»»

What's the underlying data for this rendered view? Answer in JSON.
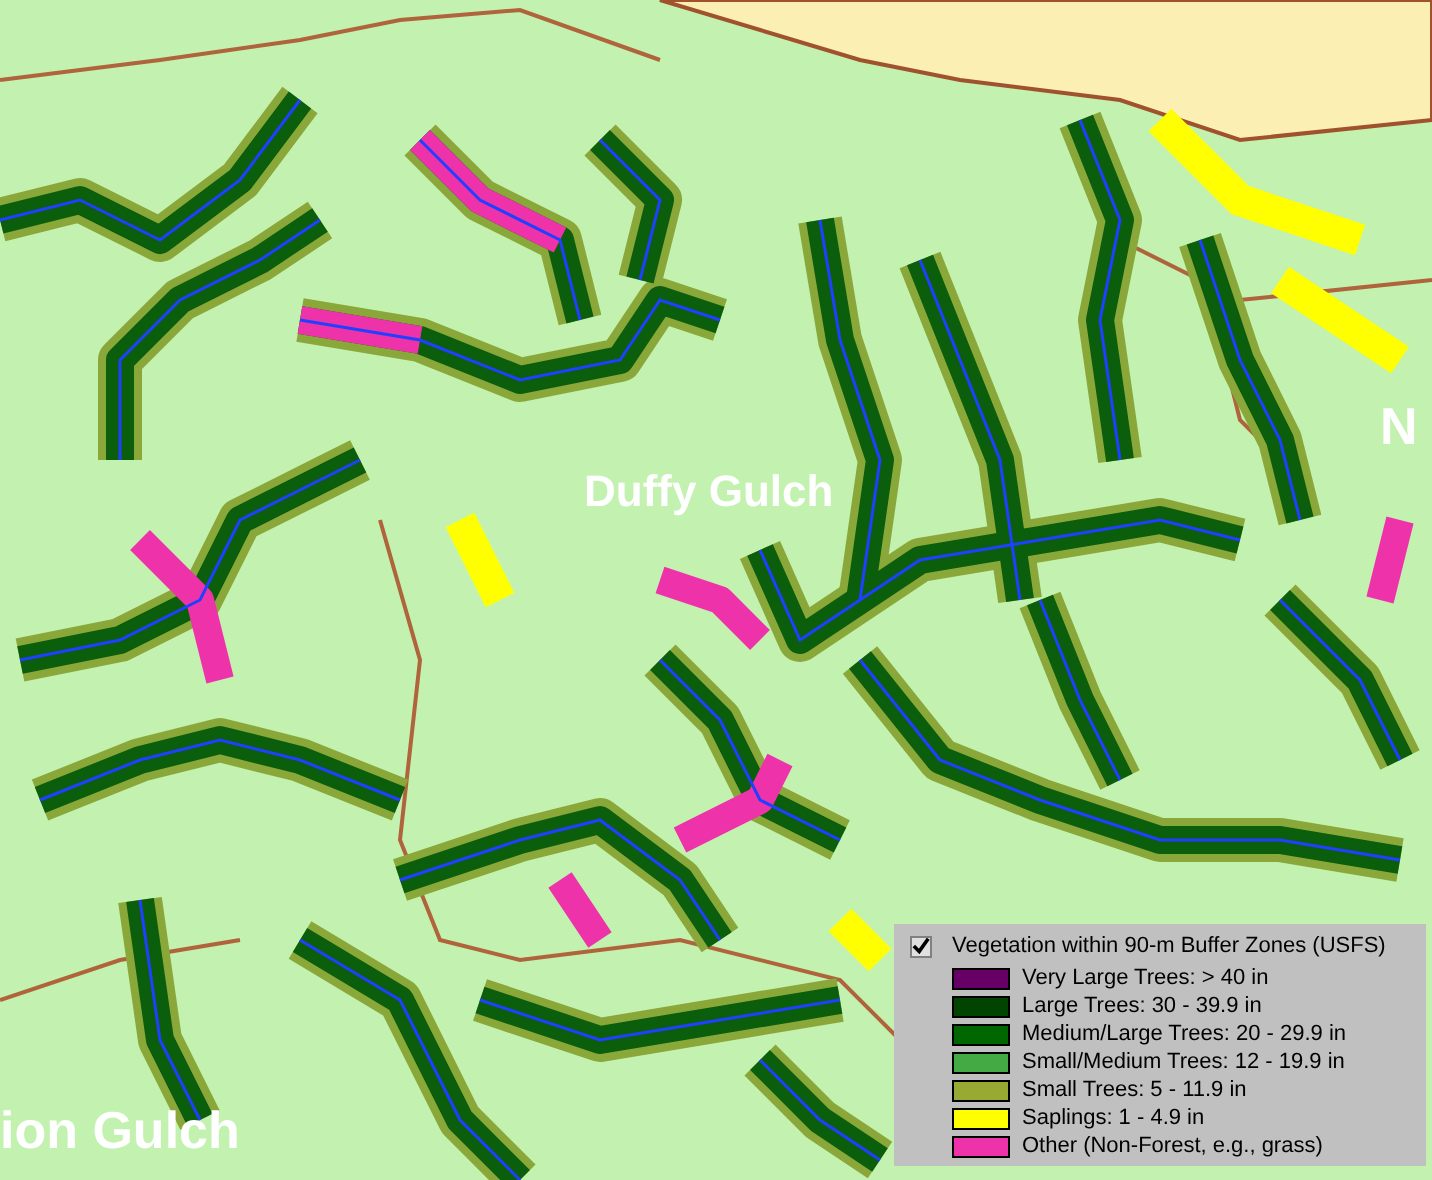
{
  "map": {
    "labels": [
      {
        "text": "Duffy Gulch"
      },
      {
        "text": "ion Gulch"
      },
      {
        "text": "N"
      }
    ]
  },
  "legend": {
    "checked": true,
    "title": "Vegetation within 90-m Buffer Zones (USFS)",
    "items": [
      {
        "label": "Very Large Trees: > 40  in",
        "color": "#660066"
      },
      {
        "label": "Large Trees: 30 - 39.9 in",
        "color": "#004400"
      },
      {
        "label": "Medium/Large Trees: 20 - 29.9 in",
        "color": "#006600"
      },
      {
        "label": "Small/Medium Trees: 12 - 19.9 in",
        "color": "#44aa44"
      },
      {
        "label": "Small Trees: 5 - 11.9 in",
        "color": "#99aa33"
      },
      {
        "label": "Saplings: 1 - 4.9 in",
        "color": "#ffff00"
      },
      {
        "label": "Other (Non-Forest, e.g., grass)",
        "color": "#ee33aa"
      }
    ]
  }
}
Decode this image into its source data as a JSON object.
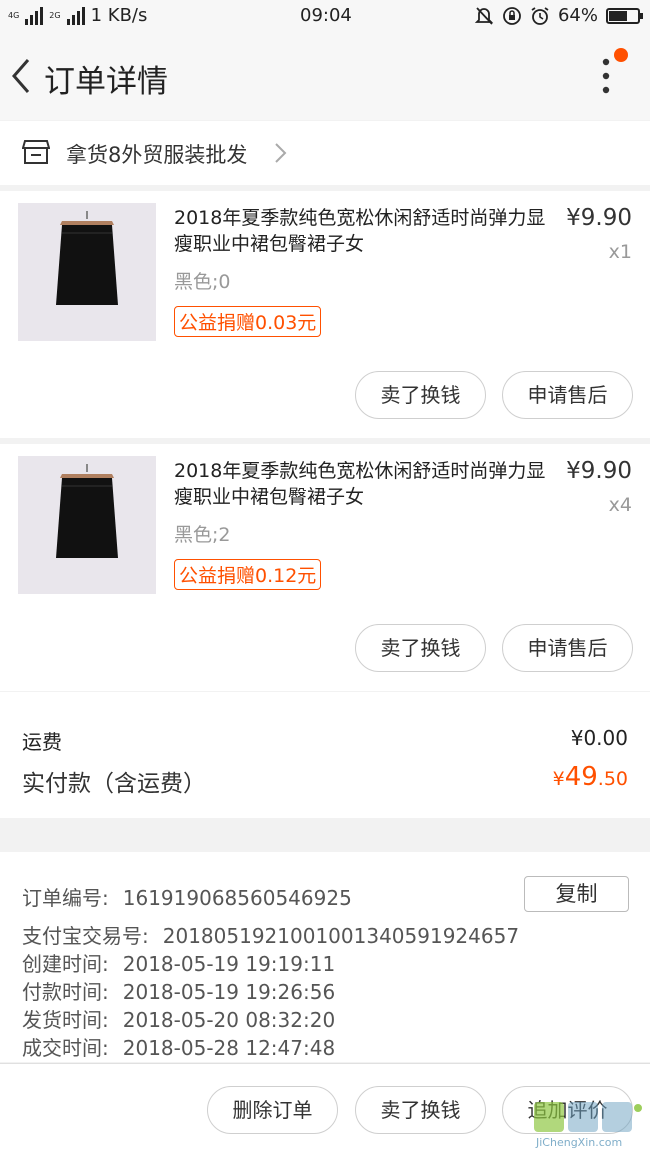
{
  "status_bar": {
    "net_speed": "1 KB/s",
    "time": "09:04",
    "battery": "64%",
    "battery_level": 0.64,
    "sim1": "4G",
    "sim2": "2G"
  },
  "header": {
    "title": "订单详情"
  },
  "shop": {
    "name": "拿货8外贸服装批发"
  },
  "items": [
    {
      "name": "2018年夏季款纯色宽松休闲舒适时尚弹力显瘦职业中裙包臀裙子女",
      "price": "¥9.90",
      "qty": "x1",
      "sku": "黑色;0",
      "charity": "公益捐赠0.03元",
      "btn_sell": "卖了换钱",
      "btn_after_sale": "申请售后"
    },
    {
      "name": "2018年夏季款纯色宽松休闲舒适时尚弹力显瘦职业中裙包臀裙子女",
      "price": "¥9.90",
      "qty": "x4",
      "sku": "黑色;2",
      "charity": "公益捐赠0.12元",
      "btn_sell": "卖了换钱",
      "btn_after_sale": "申请售后"
    }
  ],
  "fees": {
    "shipping_label": "运费",
    "shipping_value": "¥0.00",
    "paid_label": "实付款（含运费）",
    "paid_currency": "¥",
    "paid_integer": "49",
    "paid_decimal": ".50"
  },
  "order_info": {
    "copy_label": "复制",
    "rows": [
      {
        "label": "订单编号:",
        "value": "161919068560546925"
      },
      {
        "label": "支付宝交易号:",
        "value": "2018051921001001340591924657"
      },
      {
        "label": "创建时间:",
        "value": "2018-05-19 19:19:11"
      },
      {
        "label": "付款时间:",
        "value": "2018-05-19 19:26:56"
      },
      {
        "label": "发货时间:",
        "value": "2018-05-20 08:32:20"
      },
      {
        "label": "成交时间:",
        "value": "2018-05-28 12:47:48"
      }
    ]
  },
  "bottom_bar": {
    "delete_order": "删除订单",
    "sell_for_cash": "卖了换钱",
    "add_review": "追加评价"
  },
  "watermark": {
    "domain": "JiChengXin.com",
    "characters": "集诚信"
  },
  "colors": {
    "accent": "#ff5000",
    "background": "#f2f2f2"
  }
}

««

Set out every line from the material that contains the string "charity".

      "charity": "公益捐赠0.03元",
      "charity": "公益捐赠0.12元",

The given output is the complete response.